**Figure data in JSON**
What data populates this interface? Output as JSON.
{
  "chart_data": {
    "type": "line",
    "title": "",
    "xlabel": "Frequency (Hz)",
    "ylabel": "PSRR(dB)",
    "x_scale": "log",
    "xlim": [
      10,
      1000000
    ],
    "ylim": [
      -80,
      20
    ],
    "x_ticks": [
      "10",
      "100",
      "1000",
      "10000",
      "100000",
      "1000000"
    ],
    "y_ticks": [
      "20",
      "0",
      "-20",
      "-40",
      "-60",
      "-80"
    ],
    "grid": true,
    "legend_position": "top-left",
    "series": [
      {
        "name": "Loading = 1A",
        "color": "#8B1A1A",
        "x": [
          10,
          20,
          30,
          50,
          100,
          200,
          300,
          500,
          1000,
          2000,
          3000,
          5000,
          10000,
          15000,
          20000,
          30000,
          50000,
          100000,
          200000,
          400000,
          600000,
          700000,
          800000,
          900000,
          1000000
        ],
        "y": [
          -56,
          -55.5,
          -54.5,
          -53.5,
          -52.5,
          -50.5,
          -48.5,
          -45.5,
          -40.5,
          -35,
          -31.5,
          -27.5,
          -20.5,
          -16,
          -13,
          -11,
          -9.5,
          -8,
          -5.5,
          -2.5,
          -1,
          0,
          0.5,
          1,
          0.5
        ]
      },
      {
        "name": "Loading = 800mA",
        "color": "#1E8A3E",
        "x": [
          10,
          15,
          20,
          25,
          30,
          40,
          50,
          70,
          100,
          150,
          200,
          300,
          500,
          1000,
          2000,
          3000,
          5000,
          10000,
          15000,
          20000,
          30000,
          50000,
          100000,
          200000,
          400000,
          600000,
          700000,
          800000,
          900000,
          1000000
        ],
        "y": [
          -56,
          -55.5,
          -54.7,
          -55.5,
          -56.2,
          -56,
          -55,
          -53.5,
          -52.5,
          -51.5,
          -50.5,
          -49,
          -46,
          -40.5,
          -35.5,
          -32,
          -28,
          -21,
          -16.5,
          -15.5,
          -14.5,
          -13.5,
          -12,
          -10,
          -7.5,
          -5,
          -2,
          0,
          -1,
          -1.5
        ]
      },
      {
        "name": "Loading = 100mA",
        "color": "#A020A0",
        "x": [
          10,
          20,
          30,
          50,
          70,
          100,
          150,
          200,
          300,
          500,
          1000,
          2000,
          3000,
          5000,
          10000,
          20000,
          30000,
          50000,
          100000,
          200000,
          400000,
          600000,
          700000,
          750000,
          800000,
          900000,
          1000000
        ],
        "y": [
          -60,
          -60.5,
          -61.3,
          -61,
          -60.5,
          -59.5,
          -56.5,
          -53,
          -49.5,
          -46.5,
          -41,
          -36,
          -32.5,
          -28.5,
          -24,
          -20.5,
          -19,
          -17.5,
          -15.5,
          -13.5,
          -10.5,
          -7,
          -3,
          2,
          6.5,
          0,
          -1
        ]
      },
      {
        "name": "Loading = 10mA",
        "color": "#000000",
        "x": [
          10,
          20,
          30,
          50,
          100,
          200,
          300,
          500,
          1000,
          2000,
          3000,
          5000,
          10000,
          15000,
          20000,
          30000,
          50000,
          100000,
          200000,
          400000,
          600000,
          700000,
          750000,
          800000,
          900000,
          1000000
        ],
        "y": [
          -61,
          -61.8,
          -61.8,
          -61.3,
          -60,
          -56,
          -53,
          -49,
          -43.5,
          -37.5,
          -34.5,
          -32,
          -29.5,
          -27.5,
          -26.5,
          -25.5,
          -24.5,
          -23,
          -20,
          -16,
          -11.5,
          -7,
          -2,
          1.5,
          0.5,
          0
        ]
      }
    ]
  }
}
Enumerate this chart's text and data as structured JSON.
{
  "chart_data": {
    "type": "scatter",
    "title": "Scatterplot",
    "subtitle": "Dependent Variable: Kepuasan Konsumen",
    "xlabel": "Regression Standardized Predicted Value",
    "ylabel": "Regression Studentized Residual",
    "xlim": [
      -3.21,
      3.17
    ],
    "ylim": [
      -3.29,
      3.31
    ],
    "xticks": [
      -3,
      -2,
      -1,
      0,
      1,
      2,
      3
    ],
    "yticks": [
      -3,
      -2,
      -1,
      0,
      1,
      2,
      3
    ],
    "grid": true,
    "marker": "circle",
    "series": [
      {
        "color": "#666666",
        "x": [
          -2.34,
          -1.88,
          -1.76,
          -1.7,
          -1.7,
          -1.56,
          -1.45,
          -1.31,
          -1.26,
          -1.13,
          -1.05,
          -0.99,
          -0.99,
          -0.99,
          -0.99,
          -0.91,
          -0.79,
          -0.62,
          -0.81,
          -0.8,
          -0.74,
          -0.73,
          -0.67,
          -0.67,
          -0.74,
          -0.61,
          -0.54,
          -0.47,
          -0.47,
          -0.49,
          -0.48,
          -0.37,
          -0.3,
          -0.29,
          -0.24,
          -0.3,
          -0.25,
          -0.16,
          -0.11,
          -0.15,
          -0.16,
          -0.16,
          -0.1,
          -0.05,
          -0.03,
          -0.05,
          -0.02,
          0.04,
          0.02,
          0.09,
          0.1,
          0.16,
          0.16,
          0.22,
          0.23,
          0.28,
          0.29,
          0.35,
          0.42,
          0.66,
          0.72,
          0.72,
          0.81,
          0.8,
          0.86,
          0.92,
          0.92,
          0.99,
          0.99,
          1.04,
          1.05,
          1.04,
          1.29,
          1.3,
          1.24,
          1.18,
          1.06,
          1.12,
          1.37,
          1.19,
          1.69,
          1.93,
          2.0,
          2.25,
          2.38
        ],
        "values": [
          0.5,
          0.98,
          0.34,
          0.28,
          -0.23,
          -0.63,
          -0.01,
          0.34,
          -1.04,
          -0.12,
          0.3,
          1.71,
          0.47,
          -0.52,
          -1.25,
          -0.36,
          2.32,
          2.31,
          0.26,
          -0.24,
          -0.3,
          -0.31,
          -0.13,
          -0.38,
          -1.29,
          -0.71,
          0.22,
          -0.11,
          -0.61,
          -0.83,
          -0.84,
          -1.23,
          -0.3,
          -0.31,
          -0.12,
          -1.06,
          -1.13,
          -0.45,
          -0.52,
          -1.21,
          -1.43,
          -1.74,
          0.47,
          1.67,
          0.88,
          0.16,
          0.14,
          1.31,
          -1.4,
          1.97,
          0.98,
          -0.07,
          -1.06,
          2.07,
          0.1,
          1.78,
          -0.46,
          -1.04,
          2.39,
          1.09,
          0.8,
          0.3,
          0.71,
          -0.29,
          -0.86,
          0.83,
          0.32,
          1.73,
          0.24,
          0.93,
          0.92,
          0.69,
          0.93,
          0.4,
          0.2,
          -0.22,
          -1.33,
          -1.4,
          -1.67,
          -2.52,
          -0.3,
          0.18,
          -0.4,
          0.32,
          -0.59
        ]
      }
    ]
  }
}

**Work to do**
Write out the entire listing exactly.

**Solution below**
What data populates this interface? Output as JSON.
{
  "chart_data": {
    "type": "line",
    "title": "",
    "xlabel": "Frequency (Hz)",
    "ylabel": "PSRR(dB)",
    "x_scale": "log",
    "xlim": [
      10,
      1000000
    ],
    "ylim": [
      -80,
      20
    ],
    "x_ticks": [
      "10",
      "100",
      "1000",
      "10000",
      "100000",
      "1000000"
    ],
    "y_ticks": [
      "20",
      "0",
      "-20",
      "-40",
      "-60",
      "-80"
    ],
    "grid": true,
    "legend_position": "top-left",
    "series": [
      {
        "name": "Loading = 1A",
        "color": "#8B1A1A",
        "x": [
          10,
          20,
          30,
          50,
          100,
          200,
          300,
          500,
          1000,
          2000,
          3000,
          5000,
          10000,
          15000,
          20000,
          30000,
          50000,
          100000,
          200000,
          400000,
          600000,
          700000,
          800000,
          900000,
          1000000
        ],
        "y": [
          -56,
          -55.5,
          -54.5,
          -53.5,
          -52.5,
          -50.5,
          -48.5,
          -45.5,
          -40.5,
          -35,
          -31.5,
          -27.5,
          -20.5,
          -16,
          -13,
          -11,
          -9.5,
          -8,
          -5.5,
          -2.5,
          -1,
          0,
          0.5,
          1,
          0.5
        ]
      },
      {
        "name": "Loading = 800mA",
        "color": "#1E8A3E",
        "x": [
          10,
          15,
          20,
          25,
          30,
          40,
          50,
          70,
          100,
          150,
          200,
          300,
          500,
          1000,
          2000,
          3000,
          5000,
          10000,
          15000,
          20000,
          30000,
          50000,
          100000,
          200000,
          400000,
          600000,
          700000,
          800000,
          900000,
          1000000
        ],
        "y": [
          -56,
          -55.5,
          -54.7,
          -55.5,
          -56.2,
          -56,
          -55,
          -53.5,
          -52.5,
          -51.5,
          -50.5,
          -49,
          -46,
          -40.5,
          -35.5,
          -32,
          -28,
          -21,
          -16.5,
          -15.5,
          -14.5,
          -13.5,
          -12,
          -10,
          -7.5,
          -5,
          -2,
          0,
          -1,
          -1.5
        ]
      },
      {
        "name": "Loading = 100mA",
        "color": "#A020A0",
        "x": [
          10,
          20,
          30,
          50,
          70,
          100,
          150,
          200,
          300,
          500,
          1000,
          2000,
          3000,
          5000,
          10000,
          20000,
          30000,
          50000,
          100000,
          200000,
          400000,
          600000,
          700000,
          750000,
          800000,
          900000,
          1000000
        ],
        "y": [
          -60,
          -60.5,
          -61.3,
          -61,
          -60.5,
          -59.5,
          -56.5,
          -53,
          -49.5,
          -46.5,
          -41,
          -36,
          -32.5,
          -28.5,
          -24,
          -20.5,
          -19,
          -17.5,
          -15.5,
          -13.5,
          -10.5,
          -7,
          -3,
          2,
          6.5,
          0,
          -1
        ]
      },
      {
        "name": "Loading = 10mA",
        "color": "#000000",
        "x": [
          10,
          20,
          30,
          50,
          100,
          200,
          300,
          500,
          1000,
          2000,
          3000,
          5000,
          10000,
          15000,
          20000,
          30000,
          50000,
          100000,
          200000,
          400000,
          600000,
          700000,
          750000,
          800000,
          900000,
          1000000
        ],
        "y": [
          -61,
          -61.8,
          -61.8,
          -61.3,
          -60,
          -56,
          -53,
          -49,
          -43.5,
          -37.5,
          -34.5,
          -32,
          -29.5,
          -27.5,
          -26.5,
          -25.5,
          -24.5,
          -23,
          -20,
          -16,
          -11.5,
          -7,
          -2,
          1.5,
          0.5,
          0
        ]
      }
    ]
  }
}
Enumerate this chart's text and data as structured JSON.
{
  "chart_data": {
    "type": "scatter",
    "title": "Scatterplot",
    "subtitle": "Dependent Variable: Kepuasan Konsumen",
    "xlabel": "Regression Standardized Predicted Value",
    "ylabel": "Regression Studentized Residual",
    "xlim": [
      -3.21,
      3.17
    ],
    "ylim": [
      -3.29,
      3.31
    ],
    "xticks": [
      -3,
      -2,
      -1,
      0,
      1,
      2,
      3
    ],
    "yticks": [
      -3,
      -2,
      -1,
      0,
      1,
      2,
      3
    ],
    "grid": true,
    "marker": "circle",
    "series": [
      {
        "color": "#666666",
        "x": [
          -2.34,
          -1.88,
          -1.76,
          -1.7,
          -1.7,
          -1.56,
          -1.45,
          -1.31,
          -1.26,
          -1.13,
          -1.05,
          -0.99,
          -0.99,
          -0.99,
          -0.99,
          -0.91,
          -0.79,
          -0.62,
          -0.81,
          -0.8,
          -0.74,
          -0.73,
          -0.67,
          -0.67,
          -0.74,
          -0.61,
          -0.54,
          -0.47,
          -0.47,
          -0.49,
          -0.48,
          -0.37,
          -0.3,
          -0.29,
          -0.24,
          -0.3,
          -0.25,
          -0.16,
          -0.11,
          -0.15,
          -0.16,
          -0.16,
          -0.1,
          -0.05,
          -0.03,
          -0.05,
          -0.02,
          0.04,
          0.02,
          0.09,
          0.1,
          0.16,
          0.16,
          0.22,
          0.23,
          0.28,
          0.29,
          0.35,
          0.42,
          0.66,
          0.72,
          0.72,
          0.81,
          0.8,
          0.86,
          0.92,
          0.92,
          0.99,
          0.99,
          1.04,
          1.05,
          1.04,
          1.29,
          1.3,
          1.24,
          1.18,
          1.06,
          1.12,
          1.37,
          1.19,
          1.69,
          1.93,
          2.0,
          2.25,
          2.38
        ],
        "values": [
          0.5,
          0.98,
          0.34,
          0.28,
          -0.23,
          -0.63,
          -0.01,
          0.34,
          -1.04,
          -0.12,
          0.3,
          1.71,
          0.47,
          -0.52,
          -1.25,
          -0.36,
          2.32,
          2.31,
          0.26,
          -0.24,
          -0.3,
          -0.31,
          -0.13,
          -0.38,
          -1.29,
          -0.71,
          0.22,
          -0.11,
          -0.61,
          -0.83,
          -0.84,
          -1.23,
          -0.3,
          -0.31,
          -0.12,
          -1.06,
          -1.13,
          -0.45,
          -0.52,
          -1.21,
          -1.43,
          -1.74,
          0.47,
          1.67,
          0.88,
          0.16,
          0.14,
          1.31,
          -1.4,
          1.97,
          0.98,
          -0.07,
          -1.06,
          2.07,
          0.1,
          1.78,
          -0.46,
          -1.04,
          2.39,
          1.09,
          0.8,
          0.3,
          0.71,
          -0.29,
          -0.86,
          0.83,
          0.32,
          1.73,
          0.24,
          0.93,
          0.92,
          0.69,
          0.93,
          0.4,
          0.2,
          -0.22,
          -1.33,
          -1.4,
          -1.67,
          -2.52,
          -0.3,
          0.18,
          -0.4,
          0.32,
          -0.59
        ]
      }
    ]
  }
}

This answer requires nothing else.